== Listing ==
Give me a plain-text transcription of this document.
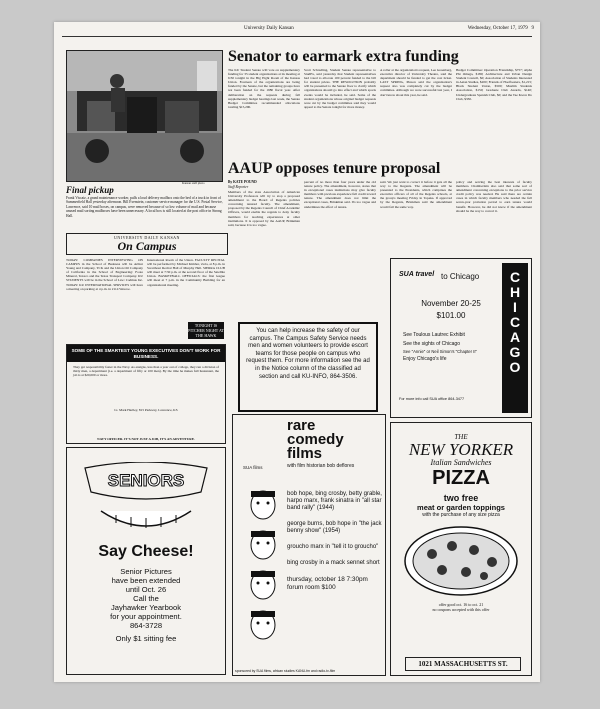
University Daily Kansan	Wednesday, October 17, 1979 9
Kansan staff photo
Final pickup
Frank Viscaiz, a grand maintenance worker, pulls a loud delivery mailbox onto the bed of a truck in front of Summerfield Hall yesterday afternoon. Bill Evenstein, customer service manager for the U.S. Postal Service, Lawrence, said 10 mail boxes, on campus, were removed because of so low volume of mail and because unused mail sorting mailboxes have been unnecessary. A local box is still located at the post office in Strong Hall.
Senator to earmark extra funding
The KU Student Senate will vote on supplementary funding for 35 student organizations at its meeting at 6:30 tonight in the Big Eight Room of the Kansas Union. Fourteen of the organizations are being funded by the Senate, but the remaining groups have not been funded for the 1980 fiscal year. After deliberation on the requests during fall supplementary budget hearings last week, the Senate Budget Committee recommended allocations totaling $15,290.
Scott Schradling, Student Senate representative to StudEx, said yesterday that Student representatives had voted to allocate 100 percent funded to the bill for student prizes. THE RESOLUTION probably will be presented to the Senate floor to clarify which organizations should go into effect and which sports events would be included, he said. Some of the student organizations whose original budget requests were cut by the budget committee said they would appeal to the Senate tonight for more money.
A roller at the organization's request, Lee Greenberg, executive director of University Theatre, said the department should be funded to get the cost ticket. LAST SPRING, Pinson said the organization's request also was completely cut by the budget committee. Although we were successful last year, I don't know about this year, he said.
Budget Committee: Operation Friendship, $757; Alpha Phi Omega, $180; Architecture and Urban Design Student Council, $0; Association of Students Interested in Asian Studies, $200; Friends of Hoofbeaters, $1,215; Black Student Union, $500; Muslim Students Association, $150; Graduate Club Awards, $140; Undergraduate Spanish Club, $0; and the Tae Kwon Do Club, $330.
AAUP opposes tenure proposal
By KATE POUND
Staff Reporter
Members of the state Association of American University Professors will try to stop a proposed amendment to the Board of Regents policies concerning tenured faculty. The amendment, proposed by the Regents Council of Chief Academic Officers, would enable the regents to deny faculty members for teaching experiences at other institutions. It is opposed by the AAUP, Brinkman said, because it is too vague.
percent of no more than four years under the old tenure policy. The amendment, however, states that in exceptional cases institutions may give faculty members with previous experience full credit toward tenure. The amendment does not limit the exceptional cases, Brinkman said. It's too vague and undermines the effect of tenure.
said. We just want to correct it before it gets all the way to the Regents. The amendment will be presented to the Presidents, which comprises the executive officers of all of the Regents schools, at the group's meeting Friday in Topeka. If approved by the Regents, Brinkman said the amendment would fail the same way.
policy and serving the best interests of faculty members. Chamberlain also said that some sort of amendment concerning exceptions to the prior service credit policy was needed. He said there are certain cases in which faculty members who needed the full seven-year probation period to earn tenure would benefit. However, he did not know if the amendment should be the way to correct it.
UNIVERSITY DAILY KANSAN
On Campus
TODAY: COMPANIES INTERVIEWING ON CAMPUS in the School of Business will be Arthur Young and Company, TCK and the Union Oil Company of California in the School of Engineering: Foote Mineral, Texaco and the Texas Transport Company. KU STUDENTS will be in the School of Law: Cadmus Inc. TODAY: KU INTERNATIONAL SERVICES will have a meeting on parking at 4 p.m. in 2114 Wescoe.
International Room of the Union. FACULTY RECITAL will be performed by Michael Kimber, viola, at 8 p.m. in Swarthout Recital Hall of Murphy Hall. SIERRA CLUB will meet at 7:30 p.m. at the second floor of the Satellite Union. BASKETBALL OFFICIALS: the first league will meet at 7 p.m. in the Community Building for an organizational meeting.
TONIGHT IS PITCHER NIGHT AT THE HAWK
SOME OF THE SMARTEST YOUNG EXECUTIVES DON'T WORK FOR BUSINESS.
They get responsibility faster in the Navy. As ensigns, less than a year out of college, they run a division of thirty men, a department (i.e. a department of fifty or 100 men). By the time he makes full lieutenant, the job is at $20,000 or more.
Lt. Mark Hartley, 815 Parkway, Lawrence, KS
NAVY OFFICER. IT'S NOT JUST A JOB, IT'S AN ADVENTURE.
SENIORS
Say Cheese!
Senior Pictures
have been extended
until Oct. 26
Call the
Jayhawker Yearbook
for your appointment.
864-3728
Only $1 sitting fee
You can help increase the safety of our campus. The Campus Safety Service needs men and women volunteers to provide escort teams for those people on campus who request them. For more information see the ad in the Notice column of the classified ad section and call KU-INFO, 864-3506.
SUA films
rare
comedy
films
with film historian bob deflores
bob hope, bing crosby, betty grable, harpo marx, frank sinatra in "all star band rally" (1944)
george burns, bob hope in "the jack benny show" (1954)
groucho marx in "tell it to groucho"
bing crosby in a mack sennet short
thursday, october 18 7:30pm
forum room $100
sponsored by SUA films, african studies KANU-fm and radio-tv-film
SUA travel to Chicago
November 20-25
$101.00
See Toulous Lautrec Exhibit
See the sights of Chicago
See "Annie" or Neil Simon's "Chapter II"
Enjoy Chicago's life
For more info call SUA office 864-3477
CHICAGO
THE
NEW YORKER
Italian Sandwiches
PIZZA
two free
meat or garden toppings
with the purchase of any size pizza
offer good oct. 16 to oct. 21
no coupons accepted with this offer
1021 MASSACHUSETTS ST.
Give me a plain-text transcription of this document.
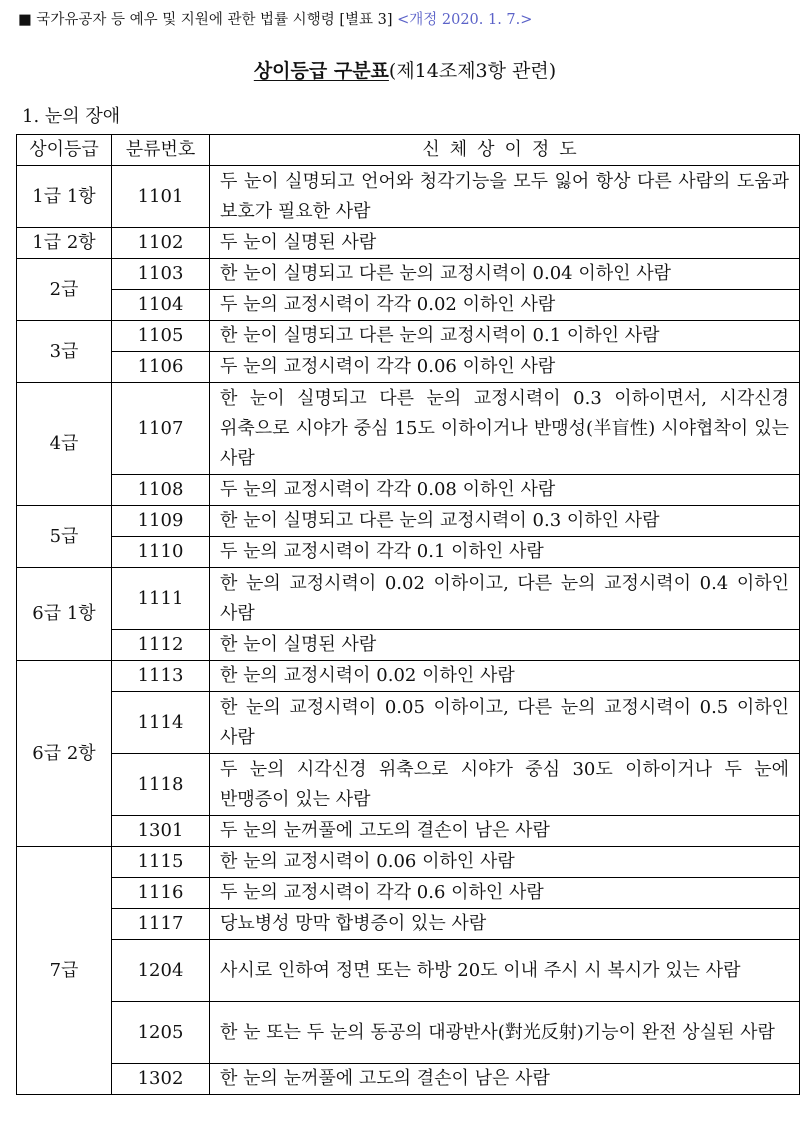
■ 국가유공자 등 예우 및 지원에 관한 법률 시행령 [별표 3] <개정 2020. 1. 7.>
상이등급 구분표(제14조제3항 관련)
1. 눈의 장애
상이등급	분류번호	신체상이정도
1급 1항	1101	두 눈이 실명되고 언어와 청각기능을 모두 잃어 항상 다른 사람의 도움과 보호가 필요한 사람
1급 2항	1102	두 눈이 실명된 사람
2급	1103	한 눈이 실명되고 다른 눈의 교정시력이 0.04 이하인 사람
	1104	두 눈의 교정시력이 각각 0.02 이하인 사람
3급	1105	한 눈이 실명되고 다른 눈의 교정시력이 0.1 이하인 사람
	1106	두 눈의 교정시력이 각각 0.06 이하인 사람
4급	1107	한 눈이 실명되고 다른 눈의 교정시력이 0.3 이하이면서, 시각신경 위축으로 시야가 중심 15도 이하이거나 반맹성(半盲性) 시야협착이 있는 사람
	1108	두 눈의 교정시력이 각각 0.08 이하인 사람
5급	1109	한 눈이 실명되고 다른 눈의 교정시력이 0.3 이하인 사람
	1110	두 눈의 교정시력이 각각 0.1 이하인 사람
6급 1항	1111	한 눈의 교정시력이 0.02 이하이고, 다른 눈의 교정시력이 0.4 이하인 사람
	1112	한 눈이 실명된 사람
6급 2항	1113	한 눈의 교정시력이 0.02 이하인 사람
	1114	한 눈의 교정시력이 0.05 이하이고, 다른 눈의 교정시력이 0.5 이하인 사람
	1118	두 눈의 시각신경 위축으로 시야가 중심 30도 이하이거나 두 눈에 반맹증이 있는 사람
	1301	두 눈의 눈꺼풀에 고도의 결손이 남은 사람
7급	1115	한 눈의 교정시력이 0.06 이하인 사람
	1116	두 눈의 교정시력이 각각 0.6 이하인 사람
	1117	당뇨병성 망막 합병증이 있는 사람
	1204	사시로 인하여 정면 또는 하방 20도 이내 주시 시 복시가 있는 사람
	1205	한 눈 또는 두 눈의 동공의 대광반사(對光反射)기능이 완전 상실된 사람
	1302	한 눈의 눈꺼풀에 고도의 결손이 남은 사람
===
Work required
From the entries above, copy out every line where the string "crosby" appears.

Response to this exercise
bob hope, bing crosby, betty grable, harpo marx, frank sinatra in "all star band rally" (1944)
bing crosby in a mack sennet short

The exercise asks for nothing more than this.